Given data:
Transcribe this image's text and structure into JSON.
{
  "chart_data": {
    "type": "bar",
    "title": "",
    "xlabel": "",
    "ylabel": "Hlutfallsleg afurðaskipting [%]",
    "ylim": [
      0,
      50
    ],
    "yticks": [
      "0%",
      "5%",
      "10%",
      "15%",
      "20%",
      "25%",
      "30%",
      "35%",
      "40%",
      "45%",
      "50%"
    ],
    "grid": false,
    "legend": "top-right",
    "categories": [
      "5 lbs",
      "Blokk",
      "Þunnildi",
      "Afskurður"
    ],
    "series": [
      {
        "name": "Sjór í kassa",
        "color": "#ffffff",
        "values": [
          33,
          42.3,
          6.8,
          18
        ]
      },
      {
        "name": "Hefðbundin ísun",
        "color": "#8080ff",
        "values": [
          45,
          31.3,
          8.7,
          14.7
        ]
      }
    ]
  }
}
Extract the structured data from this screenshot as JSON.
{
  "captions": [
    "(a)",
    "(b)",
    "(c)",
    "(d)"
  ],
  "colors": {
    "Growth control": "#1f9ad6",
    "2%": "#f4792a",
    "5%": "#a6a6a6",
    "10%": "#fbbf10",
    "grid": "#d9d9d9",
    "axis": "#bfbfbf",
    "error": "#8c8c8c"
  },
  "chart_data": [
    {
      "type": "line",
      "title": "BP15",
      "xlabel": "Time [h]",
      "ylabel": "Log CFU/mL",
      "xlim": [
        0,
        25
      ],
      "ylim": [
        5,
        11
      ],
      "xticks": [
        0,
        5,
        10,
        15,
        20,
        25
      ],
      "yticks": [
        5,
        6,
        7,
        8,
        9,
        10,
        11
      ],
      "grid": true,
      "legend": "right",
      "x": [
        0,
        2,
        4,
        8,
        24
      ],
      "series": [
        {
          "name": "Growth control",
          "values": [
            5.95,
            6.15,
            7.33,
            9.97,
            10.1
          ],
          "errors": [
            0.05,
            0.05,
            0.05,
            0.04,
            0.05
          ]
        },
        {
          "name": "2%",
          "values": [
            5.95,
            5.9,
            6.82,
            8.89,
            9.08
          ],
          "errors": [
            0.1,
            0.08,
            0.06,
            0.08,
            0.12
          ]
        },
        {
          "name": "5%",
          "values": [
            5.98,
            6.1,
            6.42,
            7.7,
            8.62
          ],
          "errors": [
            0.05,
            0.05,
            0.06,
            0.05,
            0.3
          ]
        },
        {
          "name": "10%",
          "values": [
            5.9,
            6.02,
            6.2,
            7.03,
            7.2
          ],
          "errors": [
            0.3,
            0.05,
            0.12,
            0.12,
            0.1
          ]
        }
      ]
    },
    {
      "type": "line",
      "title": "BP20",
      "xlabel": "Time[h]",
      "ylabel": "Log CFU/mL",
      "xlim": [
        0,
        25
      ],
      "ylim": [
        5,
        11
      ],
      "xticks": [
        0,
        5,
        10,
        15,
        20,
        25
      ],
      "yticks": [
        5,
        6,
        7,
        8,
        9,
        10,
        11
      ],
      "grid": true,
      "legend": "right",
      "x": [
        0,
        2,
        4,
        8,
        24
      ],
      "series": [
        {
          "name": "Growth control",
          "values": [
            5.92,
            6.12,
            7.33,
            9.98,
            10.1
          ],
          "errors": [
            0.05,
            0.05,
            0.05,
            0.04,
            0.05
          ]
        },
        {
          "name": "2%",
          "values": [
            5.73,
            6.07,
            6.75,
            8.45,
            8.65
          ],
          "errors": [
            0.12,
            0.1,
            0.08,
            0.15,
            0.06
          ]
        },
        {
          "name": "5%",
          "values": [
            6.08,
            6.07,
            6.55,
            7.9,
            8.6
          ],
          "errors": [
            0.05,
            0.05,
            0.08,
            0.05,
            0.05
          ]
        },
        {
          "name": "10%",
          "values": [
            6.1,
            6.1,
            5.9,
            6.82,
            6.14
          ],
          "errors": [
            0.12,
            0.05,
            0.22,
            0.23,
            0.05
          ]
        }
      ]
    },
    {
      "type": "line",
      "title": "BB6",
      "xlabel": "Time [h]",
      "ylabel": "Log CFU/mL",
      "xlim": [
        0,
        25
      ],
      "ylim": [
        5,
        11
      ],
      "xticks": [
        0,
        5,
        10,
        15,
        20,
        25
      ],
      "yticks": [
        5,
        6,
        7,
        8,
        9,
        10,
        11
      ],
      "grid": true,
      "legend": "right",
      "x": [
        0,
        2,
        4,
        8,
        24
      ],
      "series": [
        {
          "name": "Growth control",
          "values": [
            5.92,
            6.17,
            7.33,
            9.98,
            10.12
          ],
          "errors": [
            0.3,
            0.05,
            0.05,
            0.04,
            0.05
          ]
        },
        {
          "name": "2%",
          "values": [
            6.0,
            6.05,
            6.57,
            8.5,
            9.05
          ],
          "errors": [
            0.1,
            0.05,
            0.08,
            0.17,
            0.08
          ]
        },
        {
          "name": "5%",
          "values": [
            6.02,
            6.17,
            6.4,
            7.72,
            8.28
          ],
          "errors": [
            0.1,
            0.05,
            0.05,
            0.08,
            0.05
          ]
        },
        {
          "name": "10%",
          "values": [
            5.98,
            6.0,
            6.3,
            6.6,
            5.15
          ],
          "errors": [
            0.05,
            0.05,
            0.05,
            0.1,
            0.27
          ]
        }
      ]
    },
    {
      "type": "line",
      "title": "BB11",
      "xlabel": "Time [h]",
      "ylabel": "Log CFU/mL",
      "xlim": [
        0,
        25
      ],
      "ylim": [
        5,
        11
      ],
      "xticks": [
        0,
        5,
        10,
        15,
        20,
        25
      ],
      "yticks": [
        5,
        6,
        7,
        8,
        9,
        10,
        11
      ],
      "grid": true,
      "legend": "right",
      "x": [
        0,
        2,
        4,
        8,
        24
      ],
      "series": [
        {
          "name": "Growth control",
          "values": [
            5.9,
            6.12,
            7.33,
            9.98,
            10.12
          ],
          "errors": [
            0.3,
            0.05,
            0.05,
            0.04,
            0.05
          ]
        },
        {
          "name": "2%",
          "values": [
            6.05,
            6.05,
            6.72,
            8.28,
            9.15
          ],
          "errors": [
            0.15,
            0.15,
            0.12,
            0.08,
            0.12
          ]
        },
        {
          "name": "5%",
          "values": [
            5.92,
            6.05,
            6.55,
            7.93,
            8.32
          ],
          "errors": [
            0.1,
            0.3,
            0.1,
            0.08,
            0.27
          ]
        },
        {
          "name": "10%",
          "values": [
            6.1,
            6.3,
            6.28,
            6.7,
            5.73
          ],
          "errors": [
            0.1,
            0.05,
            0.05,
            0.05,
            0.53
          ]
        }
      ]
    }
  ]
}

Exercise:
Write out the whole listing again. Match it word for word.

The solution:
Transcribe this image's text and structure into JSON.
{
  "chart_data": {
    "type": "bar",
    "title": "",
    "xlabel": "",
    "ylabel": "Hlutfallsleg afurðaskipting [%]",
    "ylim": [
      0,
      50
    ],
    "yticks": [
      "0%",
      "5%",
      "10%",
      "15%",
      "20%",
      "25%",
      "30%",
      "35%",
      "40%",
      "45%",
      "50%"
    ],
    "grid": false,
    "legend": "top-right",
    "categories": [
      "5 lbs",
      "Blokk",
      "Þunnildi",
      "Afskurður"
    ],
    "series": [
      {
        "name": "Sjór í kassa",
        "color": "#ffffff",
        "values": [
          33,
          42.3,
          6.8,
          18
        ]
      },
      {
        "name": "Hefðbundin ísun",
        "color": "#8080ff",
        "values": [
          45,
          31.3,
          8.7,
          14.7
        ]
      }
    ]
  }
}
Extract the structured data from this screenshot as JSON.
{
  "captions": [
    "(a)",
    "(b)",
    "(c)",
    "(d)"
  ],
  "colors": {
    "Growth control": "#1f9ad6",
    "2%": "#f4792a",
    "5%": "#a6a6a6",
    "10%": "#fbbf10",
    "grid": "#d9d9d9",
    "axis": "#bfbfbf",
    "error": "#8c8c8c"
  },
  "chart_data": [
    {
      "type": "line",
      "title": "BP15",
      "xlabel": "Time [h]",
      "ylabel": "Log CFU/mL",
      "xlim": [
        0,
        25
      ],
      "ylim": [
        5,
        11
      ],
      "xticks": [
        0,
        5,
        10,
        15,
        20,
        25
      ],
      "yticks": [
        5,
        6,
        7,
        8,
        9,
        10,
        11
      ],
      "grid": true,
      "legend": "right",
      "x": [
        0,
        2,
        4,
        8,
        24
      ],
      "series": [
        {
          "name": "Growth control",
          "values": [
            5.95,
            6.15,
            7.33,
            9.97,
            10.1
          ],
          "errors": [
            0.05,
            0.05,
            0.05,
            0.04,
            0.05
          ]
        },
        {
          "name": "2%",
          "values": [
            5.95,
            5.9,
            6.82,
            8.89,
            9.08
          ],
          "errors": [
            0.1,
            0.08,
            0.06,
            0.08,
            0.12
          ]
        },
        {
          "name": "5%",
          "values": [
            5.98,
            6.1,
            6.42,
            7.7,
            8.62
          ],
          "errors": [
            0.05,
            0.05,
            0.06,
            0.05,
            0.3
          ]
        },
        {
          "name": "10%",
          "values": [
            5.9,
            6.02,
            6.2,
            7.03,
            7.2
          ],
          "errors": [
            0.3,
            0.05,
            0.12,
            0.12,
            0.1
          ]
        }
      ]
    },
    {
      "type": "line",
      "title": "BP20",
      "xlabel": "Time[h]",
      "ylabel": "Log CFU/mL",
      "xlim": [
        0,
        25
      ],
      "ylim": [
        5,
        11
      ],
      "xticks": [
        0,
        5,
        10,
        15,
        20,
        25
      ],
      "yticks": [
        5,
        6,
        7,
        8,
        9,
        10,
        11
      ],
      "grid": true,
      "legend": "right",
      "x": [
        0,
        2,
        4,
        8,
        24
      ],
      "series": [
        {
          "name": "Growth control",
          "values": [
            5.92,
            6.12,
            7.33,
            9.98,
            10.1
          ],
          "errors": [
            0.05,
            0.05,
            0.05,
            0.04,
            0.05
          ]
        },
        {
          "name": "2%",
          "values": [
            5.73,
            6.07,
            6.75,
            8.45,
            8.65
          ],
          "errors": [
            0.12,
            0.1,
            0.08,
            0.15,
            0.06
          ]
        },
        {
          "name": "5%",
          "values": [
            6.08,
            6.07,
            6.55,
            7.9,
            8.6
          ],
          "errors": [
            0.05,
            0.05,
            0.08,
            0.05,
            0.05
          ]
        },
        {
          "name": "10%",
          "values": [
            6.1,
            6.1,
            5.9,
            6.82,
            6.14
          ],
          "errors": [
            0.12,
            0.05,
            0.22,
            0.23,
            0.05
          ]
        }
      ]
    },
    {
      "type": "line",
      "title": "BB6",
      "xlabel": "Time [h]",
      "ylabel": "Log CFU/mL",
      "xlim": [
        0,
        25
      ],
      "ylim": [
        5,
        11
      ],
      "xticks": [
        0,
        5,
        10,
        15,
        20,
        25
      ],
      "yticks": [
        5,
        6,
        7,
        8,
        9,
        10,
        11
      ],
      "grid": true,
      "legend": "right",
      "x": [
        0,
        2,
        4,
        8,
        24
      ],
      "series": [
        {
          "name": "Growth control",
          "values": [
            5.92,
            6.17,
            7.33,
            9.98,
            10.12
          ],
          "errors": [
            0.3,
            0.05,
            0.05,
            0.04,
            0.05
          ]
        },
        {
          "name": "2%",
          "values": [
            6.0,
            6.05,
            6.57,
            8.5,
            9.05
          ],
          "errors": [
            0.1,
            0.05,
            0.08,
            0.17,
            0.08
          ]
        },
        {
          "name": "5%",
          "values": [
            6.02,
            6.17,
            6.4,
            7.72,
            8.28
          ],
          "errors": [
            0.1,
            0.05,
            0.05,
            0.08,
            0.05
          ]
        },
        {
          "name": "10%",
          "values": [
            5.98,
            6.0,
            6.3,
            6.6,
            5.15
          ],
          "errors": [
            0.05,
            0.05,
            0.05,
            0.1,
            0.27
          ]
        }
      ]
    },
    {
      "type": "line",
      "title": "BB11",
      "xlabel": "Time [h]",
      "ylabel": "Log CFU/mL",
      "xlim": [
        0,
        25
      ],
      "ylim": [
        5,
        11
      ],
      "xticks": [
        0,
        5,
        10,
        15,
        20,
        25
      ],
      "yticks": [
        5,
        6,
        7,
        8,
        9,
        10,
        11
      ],
      "grid": true,
      "legend": "right",
      "x": [
        0,
        2,
        4,
        8,
        24
      ],
      "series": [
        {
          "name": "Growth control",
          "values": [
            5.9,
            6.12,
            7.33,
            9.98,
            10.12
          ],
          "errors": [
            0.3,
            0.05,
            0.05,
            0.04,
            0.05
          ]
        },
        {
          "name": "2%",
          "values": [
            6.05,
            6.05,
            6.72,
            8.28,
            9.15
          ],
          "errors": [
            0.15,
            0.15,
            0.12,
            0.08,
            0.12
          ]
        },
        {
          "name": "5%",
          "values": [
            5.92,
            6.05,
            6.55,
            7.93,
            8.32
          ],
          "errors": [
            0.1,
            0.3,
            0.1,
            0.08,
            0.27
          ]
        },
        {
          "name": "10%",
          "values": [
            6.1,
            6.3,
            6.28,
            6.7,
            5.73
          ],
          "errors": [
            0.1,
            0.05,
            0.05,
            0.05,
            0.53
          ]
        }
      ]
    }
  ]
}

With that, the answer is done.